[START]

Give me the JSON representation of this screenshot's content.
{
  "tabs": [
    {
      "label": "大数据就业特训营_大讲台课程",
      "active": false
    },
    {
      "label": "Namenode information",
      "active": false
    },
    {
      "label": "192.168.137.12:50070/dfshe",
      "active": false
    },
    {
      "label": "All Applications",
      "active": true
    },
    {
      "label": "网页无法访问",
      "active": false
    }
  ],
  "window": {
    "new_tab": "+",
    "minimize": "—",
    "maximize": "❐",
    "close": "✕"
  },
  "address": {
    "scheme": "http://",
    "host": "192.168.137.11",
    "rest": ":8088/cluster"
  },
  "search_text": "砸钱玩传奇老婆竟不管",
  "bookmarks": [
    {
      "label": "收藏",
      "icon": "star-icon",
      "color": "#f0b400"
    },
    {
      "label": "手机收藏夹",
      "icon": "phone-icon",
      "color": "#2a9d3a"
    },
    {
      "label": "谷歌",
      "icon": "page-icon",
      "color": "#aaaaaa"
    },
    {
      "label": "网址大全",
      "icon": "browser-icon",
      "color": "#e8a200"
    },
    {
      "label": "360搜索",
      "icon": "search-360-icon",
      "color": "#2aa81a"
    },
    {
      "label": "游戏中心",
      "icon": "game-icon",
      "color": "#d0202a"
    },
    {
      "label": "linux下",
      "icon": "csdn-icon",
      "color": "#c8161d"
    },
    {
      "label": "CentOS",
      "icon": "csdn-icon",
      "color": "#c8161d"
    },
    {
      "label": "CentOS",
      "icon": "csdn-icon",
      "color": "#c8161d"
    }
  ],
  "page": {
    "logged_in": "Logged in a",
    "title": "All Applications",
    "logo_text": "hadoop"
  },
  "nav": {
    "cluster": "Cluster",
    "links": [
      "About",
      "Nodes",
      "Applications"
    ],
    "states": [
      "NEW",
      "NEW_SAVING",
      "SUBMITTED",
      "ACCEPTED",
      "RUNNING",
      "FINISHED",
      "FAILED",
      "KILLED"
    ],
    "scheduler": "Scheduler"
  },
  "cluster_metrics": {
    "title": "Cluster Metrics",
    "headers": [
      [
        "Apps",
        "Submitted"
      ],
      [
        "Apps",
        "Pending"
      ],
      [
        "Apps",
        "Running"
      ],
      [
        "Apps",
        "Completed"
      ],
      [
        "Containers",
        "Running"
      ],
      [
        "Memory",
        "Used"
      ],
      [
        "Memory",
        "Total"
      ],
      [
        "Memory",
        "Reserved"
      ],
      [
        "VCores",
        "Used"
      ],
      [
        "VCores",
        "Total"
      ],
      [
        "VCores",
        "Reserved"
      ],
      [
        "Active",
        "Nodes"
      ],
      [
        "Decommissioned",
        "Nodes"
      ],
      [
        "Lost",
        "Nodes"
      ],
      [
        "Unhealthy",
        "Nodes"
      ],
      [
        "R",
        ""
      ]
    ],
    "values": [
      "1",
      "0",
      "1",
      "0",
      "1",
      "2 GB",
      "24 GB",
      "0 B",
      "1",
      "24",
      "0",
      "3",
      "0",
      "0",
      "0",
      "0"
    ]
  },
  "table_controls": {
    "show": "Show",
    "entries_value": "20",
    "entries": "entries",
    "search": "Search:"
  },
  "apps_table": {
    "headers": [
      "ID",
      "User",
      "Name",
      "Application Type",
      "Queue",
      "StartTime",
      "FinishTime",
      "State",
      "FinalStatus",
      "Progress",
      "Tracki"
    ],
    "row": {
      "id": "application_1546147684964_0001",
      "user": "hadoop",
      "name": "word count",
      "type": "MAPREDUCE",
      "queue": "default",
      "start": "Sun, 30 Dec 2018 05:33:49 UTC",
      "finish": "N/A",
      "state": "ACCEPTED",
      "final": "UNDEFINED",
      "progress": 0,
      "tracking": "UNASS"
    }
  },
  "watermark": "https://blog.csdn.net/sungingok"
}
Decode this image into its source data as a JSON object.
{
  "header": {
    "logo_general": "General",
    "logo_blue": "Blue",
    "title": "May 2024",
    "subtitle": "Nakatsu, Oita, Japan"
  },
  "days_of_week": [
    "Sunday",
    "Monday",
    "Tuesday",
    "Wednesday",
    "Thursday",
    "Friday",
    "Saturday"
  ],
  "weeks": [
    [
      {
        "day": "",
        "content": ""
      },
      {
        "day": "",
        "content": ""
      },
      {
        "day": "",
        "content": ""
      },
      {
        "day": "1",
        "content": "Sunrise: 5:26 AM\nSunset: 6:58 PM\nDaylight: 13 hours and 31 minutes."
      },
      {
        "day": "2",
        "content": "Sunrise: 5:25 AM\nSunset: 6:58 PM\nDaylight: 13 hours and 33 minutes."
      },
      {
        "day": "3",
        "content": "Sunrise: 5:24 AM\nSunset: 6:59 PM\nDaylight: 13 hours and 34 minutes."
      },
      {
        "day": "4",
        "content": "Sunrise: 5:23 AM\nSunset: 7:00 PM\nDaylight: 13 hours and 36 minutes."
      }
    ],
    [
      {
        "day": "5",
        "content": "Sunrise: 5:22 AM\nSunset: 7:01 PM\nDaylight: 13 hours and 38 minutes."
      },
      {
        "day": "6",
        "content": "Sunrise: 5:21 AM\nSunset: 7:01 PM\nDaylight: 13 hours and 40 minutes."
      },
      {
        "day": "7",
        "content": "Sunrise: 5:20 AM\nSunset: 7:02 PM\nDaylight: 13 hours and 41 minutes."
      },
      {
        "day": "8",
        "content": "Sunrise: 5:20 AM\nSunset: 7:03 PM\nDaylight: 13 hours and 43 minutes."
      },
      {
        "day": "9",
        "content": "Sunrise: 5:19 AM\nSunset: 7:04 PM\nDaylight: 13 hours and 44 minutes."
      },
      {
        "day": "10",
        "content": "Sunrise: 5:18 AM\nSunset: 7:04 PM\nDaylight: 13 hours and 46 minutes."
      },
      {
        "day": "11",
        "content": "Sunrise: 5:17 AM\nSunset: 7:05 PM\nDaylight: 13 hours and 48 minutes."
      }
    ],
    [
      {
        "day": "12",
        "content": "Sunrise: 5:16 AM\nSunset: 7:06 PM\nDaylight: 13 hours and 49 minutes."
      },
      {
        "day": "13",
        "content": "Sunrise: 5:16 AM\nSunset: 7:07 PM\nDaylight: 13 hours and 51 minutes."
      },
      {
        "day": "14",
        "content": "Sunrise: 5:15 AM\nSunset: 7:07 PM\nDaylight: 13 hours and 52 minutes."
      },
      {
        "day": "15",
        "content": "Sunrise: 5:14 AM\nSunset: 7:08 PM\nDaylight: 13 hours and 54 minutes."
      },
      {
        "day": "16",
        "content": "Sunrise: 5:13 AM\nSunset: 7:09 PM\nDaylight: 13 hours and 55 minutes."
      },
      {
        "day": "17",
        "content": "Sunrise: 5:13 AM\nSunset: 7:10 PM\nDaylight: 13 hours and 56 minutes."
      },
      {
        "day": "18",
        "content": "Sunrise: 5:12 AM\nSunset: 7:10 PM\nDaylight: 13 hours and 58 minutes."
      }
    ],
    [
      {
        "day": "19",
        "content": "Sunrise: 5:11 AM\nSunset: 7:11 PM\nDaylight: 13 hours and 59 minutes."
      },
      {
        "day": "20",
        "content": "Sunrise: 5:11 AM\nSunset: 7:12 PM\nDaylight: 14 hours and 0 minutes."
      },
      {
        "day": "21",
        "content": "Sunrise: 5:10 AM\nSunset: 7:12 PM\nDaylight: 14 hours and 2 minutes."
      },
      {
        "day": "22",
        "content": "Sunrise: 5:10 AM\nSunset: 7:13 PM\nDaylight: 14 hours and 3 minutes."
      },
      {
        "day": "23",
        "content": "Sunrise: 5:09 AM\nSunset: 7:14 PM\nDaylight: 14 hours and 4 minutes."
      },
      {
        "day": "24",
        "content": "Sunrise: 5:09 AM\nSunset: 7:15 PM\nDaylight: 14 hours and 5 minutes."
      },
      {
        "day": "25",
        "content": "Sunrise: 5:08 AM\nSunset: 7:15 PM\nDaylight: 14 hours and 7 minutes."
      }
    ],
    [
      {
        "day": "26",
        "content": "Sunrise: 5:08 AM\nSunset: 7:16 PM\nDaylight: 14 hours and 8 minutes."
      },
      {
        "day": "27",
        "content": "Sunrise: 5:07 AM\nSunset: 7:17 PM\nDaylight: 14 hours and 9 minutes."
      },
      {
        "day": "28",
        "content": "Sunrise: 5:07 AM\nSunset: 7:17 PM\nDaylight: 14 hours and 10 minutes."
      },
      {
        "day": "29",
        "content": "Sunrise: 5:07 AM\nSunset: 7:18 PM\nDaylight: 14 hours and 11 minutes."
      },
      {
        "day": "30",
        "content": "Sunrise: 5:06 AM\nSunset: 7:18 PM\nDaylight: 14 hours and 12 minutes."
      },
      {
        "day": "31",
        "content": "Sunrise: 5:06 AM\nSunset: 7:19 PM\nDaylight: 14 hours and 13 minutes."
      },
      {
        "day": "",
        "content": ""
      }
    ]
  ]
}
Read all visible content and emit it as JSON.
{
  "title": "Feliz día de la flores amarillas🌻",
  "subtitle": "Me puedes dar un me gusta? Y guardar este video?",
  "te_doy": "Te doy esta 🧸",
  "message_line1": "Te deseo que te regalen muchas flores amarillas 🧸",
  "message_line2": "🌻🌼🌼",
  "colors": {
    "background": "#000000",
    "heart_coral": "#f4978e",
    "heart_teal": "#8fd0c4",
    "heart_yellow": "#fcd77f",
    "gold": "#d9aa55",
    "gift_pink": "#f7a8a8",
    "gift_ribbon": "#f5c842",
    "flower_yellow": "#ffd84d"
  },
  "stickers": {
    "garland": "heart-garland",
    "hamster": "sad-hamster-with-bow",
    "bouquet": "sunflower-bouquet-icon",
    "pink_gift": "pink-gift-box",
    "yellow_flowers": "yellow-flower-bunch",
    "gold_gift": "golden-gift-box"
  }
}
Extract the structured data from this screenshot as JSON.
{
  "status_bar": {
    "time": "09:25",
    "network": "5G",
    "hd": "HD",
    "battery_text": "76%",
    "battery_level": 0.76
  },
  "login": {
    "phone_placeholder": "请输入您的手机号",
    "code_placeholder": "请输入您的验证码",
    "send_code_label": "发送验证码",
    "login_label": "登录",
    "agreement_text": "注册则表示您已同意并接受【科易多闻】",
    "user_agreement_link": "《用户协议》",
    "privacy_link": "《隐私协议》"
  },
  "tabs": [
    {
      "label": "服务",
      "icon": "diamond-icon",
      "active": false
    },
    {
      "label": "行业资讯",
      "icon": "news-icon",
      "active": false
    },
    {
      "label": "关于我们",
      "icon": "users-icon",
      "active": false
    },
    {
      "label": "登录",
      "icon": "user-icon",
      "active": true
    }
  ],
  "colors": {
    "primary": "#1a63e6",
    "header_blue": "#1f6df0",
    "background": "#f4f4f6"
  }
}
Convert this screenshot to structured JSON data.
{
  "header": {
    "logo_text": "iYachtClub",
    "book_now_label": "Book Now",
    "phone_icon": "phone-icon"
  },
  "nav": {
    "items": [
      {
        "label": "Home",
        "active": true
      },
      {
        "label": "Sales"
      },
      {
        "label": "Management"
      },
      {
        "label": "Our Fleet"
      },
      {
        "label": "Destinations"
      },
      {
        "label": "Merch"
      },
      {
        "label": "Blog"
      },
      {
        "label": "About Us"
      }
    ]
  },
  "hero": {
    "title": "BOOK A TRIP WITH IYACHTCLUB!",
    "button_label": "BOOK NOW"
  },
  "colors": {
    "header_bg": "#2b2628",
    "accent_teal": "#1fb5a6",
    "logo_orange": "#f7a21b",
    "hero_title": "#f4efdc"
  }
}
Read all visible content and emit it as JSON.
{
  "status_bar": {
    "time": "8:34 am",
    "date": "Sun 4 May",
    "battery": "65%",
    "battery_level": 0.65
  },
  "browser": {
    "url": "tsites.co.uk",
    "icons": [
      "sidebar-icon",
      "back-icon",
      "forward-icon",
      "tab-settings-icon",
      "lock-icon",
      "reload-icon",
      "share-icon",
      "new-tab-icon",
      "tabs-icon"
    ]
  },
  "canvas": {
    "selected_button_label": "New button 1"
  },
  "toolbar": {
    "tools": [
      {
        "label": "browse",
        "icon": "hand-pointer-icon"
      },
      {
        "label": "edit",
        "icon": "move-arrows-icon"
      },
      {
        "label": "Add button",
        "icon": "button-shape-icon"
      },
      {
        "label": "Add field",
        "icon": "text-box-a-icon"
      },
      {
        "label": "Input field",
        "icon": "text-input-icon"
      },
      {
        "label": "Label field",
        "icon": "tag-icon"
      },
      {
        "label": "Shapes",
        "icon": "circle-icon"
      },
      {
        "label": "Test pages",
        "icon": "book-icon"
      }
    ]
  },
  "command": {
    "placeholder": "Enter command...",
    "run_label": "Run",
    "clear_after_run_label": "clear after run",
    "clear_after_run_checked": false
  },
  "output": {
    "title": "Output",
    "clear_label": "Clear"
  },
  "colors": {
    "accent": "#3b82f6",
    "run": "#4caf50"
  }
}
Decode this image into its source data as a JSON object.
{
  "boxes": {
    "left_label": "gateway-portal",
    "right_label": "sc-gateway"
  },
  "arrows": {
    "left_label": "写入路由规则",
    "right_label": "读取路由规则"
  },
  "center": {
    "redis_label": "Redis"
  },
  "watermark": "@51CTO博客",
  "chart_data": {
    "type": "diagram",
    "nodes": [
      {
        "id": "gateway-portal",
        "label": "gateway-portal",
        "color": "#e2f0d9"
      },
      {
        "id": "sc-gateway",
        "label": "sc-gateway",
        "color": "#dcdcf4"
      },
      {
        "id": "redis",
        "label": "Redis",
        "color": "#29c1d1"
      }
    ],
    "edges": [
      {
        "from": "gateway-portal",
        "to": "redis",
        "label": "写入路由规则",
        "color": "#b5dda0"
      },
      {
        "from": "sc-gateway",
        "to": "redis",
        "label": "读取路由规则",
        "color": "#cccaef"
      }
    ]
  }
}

[END]

Check each line of the records for the word "subtitle", and show the lines that contain it.

### Response to this task
    "subtitle": "Nakatsu, Oita, Japan"
  "subtitle": "Me puedes dar un me gusta? Y guardar este video?",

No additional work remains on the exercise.